start
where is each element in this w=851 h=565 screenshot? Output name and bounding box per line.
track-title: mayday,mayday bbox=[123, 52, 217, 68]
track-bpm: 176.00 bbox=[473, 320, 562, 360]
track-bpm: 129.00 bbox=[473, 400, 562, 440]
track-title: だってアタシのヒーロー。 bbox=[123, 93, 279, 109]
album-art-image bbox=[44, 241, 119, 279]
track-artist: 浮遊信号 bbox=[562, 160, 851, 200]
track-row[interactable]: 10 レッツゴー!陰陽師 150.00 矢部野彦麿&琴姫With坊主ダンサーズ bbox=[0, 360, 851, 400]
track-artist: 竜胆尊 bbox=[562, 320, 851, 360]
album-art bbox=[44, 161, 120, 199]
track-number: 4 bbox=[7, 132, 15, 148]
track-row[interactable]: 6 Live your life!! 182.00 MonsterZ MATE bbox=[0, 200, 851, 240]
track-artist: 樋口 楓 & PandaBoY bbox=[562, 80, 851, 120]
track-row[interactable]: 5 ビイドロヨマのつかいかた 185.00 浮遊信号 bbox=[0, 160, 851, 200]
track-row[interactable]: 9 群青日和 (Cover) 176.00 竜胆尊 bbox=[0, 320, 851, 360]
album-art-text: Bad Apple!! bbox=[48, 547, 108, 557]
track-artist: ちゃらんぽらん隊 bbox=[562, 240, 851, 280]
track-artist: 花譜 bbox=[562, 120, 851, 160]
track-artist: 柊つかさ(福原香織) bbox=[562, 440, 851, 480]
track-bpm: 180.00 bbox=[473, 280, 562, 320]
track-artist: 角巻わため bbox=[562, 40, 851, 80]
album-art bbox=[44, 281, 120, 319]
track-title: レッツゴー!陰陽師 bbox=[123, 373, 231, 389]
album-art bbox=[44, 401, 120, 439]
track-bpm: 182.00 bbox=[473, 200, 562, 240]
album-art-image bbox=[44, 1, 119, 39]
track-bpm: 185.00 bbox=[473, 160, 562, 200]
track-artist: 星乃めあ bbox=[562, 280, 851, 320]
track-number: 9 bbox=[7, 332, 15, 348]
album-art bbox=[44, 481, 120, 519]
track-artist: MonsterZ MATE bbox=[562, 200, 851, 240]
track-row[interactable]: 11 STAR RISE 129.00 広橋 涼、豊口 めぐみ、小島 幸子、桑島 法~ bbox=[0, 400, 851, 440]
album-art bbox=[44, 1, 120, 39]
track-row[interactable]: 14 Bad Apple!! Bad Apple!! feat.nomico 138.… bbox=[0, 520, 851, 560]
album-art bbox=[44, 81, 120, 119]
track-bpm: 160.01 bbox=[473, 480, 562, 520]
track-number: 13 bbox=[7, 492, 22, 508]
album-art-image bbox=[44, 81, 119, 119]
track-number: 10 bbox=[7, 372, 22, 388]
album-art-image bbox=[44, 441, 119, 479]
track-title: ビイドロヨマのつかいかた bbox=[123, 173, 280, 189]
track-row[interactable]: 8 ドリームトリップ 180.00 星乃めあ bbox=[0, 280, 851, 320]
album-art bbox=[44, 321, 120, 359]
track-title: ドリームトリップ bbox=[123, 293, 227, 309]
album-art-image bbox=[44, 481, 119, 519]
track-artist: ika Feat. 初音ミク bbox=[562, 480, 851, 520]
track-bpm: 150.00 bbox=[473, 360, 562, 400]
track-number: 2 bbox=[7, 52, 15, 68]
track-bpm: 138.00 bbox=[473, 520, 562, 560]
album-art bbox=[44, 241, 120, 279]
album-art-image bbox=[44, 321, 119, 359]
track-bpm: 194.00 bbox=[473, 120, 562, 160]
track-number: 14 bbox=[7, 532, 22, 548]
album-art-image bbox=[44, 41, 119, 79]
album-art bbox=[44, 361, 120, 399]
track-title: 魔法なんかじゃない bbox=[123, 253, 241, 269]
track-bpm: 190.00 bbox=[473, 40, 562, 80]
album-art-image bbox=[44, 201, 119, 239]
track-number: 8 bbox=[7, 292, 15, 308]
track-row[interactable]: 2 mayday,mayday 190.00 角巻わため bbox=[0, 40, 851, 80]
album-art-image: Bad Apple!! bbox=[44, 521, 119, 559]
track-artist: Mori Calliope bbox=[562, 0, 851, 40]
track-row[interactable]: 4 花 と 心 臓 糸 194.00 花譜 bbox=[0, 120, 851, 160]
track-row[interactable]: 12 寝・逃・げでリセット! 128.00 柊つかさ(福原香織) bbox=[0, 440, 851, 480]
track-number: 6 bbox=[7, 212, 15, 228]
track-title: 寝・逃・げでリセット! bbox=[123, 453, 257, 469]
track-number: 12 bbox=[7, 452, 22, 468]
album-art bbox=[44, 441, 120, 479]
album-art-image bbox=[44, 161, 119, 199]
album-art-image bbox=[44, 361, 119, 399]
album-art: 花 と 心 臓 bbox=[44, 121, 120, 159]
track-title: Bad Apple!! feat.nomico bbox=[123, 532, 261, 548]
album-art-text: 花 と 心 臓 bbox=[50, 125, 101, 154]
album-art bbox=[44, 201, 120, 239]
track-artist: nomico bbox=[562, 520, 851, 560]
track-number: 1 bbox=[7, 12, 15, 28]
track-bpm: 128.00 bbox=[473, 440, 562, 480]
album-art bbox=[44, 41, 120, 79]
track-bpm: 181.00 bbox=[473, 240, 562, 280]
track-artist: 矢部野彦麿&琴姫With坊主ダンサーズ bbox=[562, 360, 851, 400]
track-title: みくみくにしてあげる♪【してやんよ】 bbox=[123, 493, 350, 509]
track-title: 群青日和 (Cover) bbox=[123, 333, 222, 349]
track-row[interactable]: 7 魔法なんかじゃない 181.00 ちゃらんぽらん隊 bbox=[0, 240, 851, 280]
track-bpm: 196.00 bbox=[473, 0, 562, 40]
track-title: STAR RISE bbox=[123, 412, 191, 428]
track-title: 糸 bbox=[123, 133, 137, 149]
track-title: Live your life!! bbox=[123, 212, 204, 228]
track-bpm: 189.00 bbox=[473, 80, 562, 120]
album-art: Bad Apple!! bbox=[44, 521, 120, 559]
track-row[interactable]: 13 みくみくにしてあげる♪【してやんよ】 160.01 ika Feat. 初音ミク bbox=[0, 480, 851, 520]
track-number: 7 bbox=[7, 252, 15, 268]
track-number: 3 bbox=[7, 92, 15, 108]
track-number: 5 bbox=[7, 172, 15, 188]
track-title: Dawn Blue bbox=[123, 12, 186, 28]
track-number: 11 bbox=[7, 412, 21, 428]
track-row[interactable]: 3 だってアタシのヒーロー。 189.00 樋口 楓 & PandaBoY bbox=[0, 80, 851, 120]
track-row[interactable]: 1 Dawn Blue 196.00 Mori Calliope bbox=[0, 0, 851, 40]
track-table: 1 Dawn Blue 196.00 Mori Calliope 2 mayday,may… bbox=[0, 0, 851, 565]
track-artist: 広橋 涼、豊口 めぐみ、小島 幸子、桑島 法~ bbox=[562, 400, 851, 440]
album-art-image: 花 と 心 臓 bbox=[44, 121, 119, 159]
end
What you are asked to do >>
Could you repeat all of the data above line for line, with no changes?

Output for this exercise >>
where is each element in this w=851 h=565 screenshot? Output name and bounding box per line.
track-title: mayday,mayday bbox=[123, 52, 217, 68]
track-bpm: 176.00 bbox=[473, 320, 562, 360]
track-bpm: 129.00 bbox=[473, 400, 562, 440]
track-title: だってアタシのヒーロー。 bbox=[123, 93, 279, 109]
album-art-image bbox=[44, 241, 119, 279]
track-artist: 浮遊信号 bbox=[562, 160, 851, 200]
track-row[interactable]: 10 レッツゴー!陰陽師 150.00 矢部野彦麿&琴姫With坊主ダンサーズ bbox=[0, 360, 851, 400]
track-artist: 竜胆尊 bbox=[562, 320, 851, 360]
album-art bbox=[44, 161, 120, 199]
track-number: 4 bbox=[7, 132, 15, 148]
track-row[interactable]: 6 Live your life!! 182.00 MonsterZ MATE bbox=[0, 200, 851, 240]
track-artist: 樋口 楓 & PandaBoY bbox=[562, 80, 851, 120]
track-row[interactable]: 5 ビイドロヨマのつかいかた 185.00 浮遊信号 bbox=[0, 160, 851, 200]
track-row[interactable]: 9 群青日和 (Cover) 176.00 竜胆尊 bbox=[0, 320, 851, 360]
album-art-text: Bad Apple!! bbox=[48, 547, 108, 557]
track-artist: ちゃらんぽらん隊 bbox=[562, 240, 851, 280]
track-artist: 花譜 bbox=[562, 120, 851, 160]
track-artist: 柊つかさ(福原香織) bbox=[562, 440, 851, 480]
track-bpm: 180.00 bbox=[473, 280, 562, 320]
track-artist: 角巻わため bbox=[562, 40, 851, 80]
album-art bbox=[44, 281, 120, 319]
track-title: レッツゴー!陰陽師 bbox=[123, 373, 231, 389]
album-art bbox=[44, 401, 120, 439]
track-bpm: 182.00 bbox=[473, 200, 562, 240]
album-art-image bbox=[44, 1, 119, 39]
track-bpm: 185.00 bbox=[473, 160, 562, 200]
track-artist: 星乃めあ bbox=[562, 280, 851, 320]
track-number: 9 bbox=[7, 332, 15, 348]
album-art bbox=[44, 481, 120, 519]
track-artist: MonsterZ MATE bbox=[562, 200, 851, 240]
track-row[interactable]: 11 STAR RISE 129.00 広橋 涼、豊口 めぐみ、小島 幸子、桑島 法~ bbox=[0, 400, 851, 440]
album-art bbox=[44, 1, 120, 39]
track-row[interactable]: 14 Bad Apple!! Bad Apple!! feat.nomico 138.… bbox=[0, 520, 851, 560]
album-art bbox=[44, 81, 120, 119]
track-bpm: 160.01 bbox=[473, 480, 562, 520]
track-number: 13 bbox=[7, 492, 22, 508]
album-art-image bbox=[44, 81, 119, 119]
track-number: 10 bbox=[7, 372, 22, 388]
album-art-image bbox=[44, 441, 119, 479]
track-title: ビイドロヨマのつかいかた bbox=[123, 173, 280, 189]
track-row[interactable]: 8 ドリームトリップ 180.00 星乃めあ bbox=[0, 280, 851, 320]
album-art bbox=[44, 321, 120, 359]
track-title: ドリームトリップ bbox=[123, 293, 227, 309]
album-art-image bbox=[44, 481, 119, 519]
track-artist: ika Feat. 初音ミク bbox=[562, 480, 851, 520]
track-bpm: 150.00 bbox=[473, 360, 562, 400]
track-number: 2 bbox=[7, 52, 15, 68]
track-bpm: 138.00 bbox=[473, 520, 562, 560]
album-art bbox=[44, 241, 120, 279]
album-art-image bbox=[44, 321, 119, 359]
track-bpm: 194.00 bbox=[473, 120, 562, 160]
track-number: 14 bbox=[7, 532, 22, 548]
album-art-image bbox=[44, 41, 119, 79]
album-art bbox=[44, 361, 120, 399]
track-title: 魔法なんかじゃない bbox=[123, 253, 241, 269]
track-bpm: 190.00 bbox=[473, 40, 562, 80]
album-art-image bbox=[44, 201, 119, 239]
track-number: 8 bbox=[7, 292, 15, 308]
track-row[interactable]: 2 mayday,mayday 190.00 角巻わため bbox=[0, 40, 851, 80]
album-art-image: Bad Apple!! bbox=[44, 521, 119, 559]
track-artist: Mori Calliope bbox=[562, 0, 851, 40]
track-row[interactable]: 4 花 と 心 臓 糸 194.00 花譜 bbox=[0, 120, 851, 160]
track-row[interactable]: 12 寝・逃・げでリセット! 128.00 柊つかさ(福原香織) bbox=[0, 440, 851, 480]
track-number: 6 bbox=[7, 212, 15, 228]
track-title: 寝・逃・げでリセット! bbox=[123, 453, 257, 469]
track-number: 12 bbox=[7, 452, 22, 468]
album-art bbox=[44, 441, 120, 479]
album-art-image bbox=[44, 161, 119, 199]
album-art-image bbox=[44, 361, 119, 399]
album-art: 花 と 心 臓 bbox=[44, 121, 120, 159]
track-title: Bad Apple!! feat.nomico bbox=[123, 532, 261, 548]
album-art-text: 花 と 心 臓 bbox=[50, 125, 101, 154]
album-art bbox=[44, 201, 120, 239]
track-artist: nomico bbox=[562, 520, 851, 560]
track-number: 1 bbox=[7, 12, 15, 28]
track-bpm: 128.00 bbox=[473, 440, 562, 480]
album-art bbox=[44, 41, 120, 79]
track-bpm: 181.00 bbox=[473, 240, 562, 280]
track-artist: 矢部野彦麿&琴姫With坊主ダンサーズ bbox=[562, 360, 851, 400]
track-title: みくみくにしてあげる♪【してやんよ】 bbox=[123, 493, 350, 509]
track-title: 群青日和 (Cover) bbox=[123, 333, 222, 349]
track-row[interactable]: 7 魔法なんかじゃない 181.00 ちゃらんぽらん隊 bbox=[0, 240, 851, 280]
track-bpm: 196.00 bbox=[473, 0, 562, 40]
track-title: STAR RISE bbox=[123, 412, 191, 428]
track-title: 糸 bbox=[123, 133, 137, 149]
track-title: Live your life!! bbox=[123, 212, 204, 228]
track-bpm: 189.00 bbox=[473, 80, 562, 120]
album-art: Bad Apple!! bbox=[44, 521, 120, 559]
track-row[interactable]: 13 みくみくにしてあげる♪【してやんよ】 160.01 ika Feat. 初音ミク bbox=[0, 480, 851, 520]
track-number: 7 bbox=[7, 252, 15, 268]
track-number: 3 bbox=[7, 92, 15, 108]
track-number: 5 bbox=[7, 172, 15, 188]
track-title: Dawn Blue bbox=[123, 12, 186, 28]
track-number: 11 bbox=[7, 412, 21, 428]
track-row[interactable]: 3 だってアタシのヒーロー。 189.00 樋口 楓 & PandaBoY bbox=[0, 80, 851, 120]
track-row[interactable]: 1 Dawn Blue 196.00 Mori Calliope bbox=[0, 0, 851, 40]
track-table: 1 Dawn Blue 196.00 Mori Calliope 2 mayday,may… bbox=[0, 0, 851, 565]
track-artist: 広橋 涼、豊口 めぐみ、小島 幸子、桑島 法~ bbox=[562, 400, 851, 440]
album-art-image: 花 と 心 臓 bbox=[44, 121, 119, 159]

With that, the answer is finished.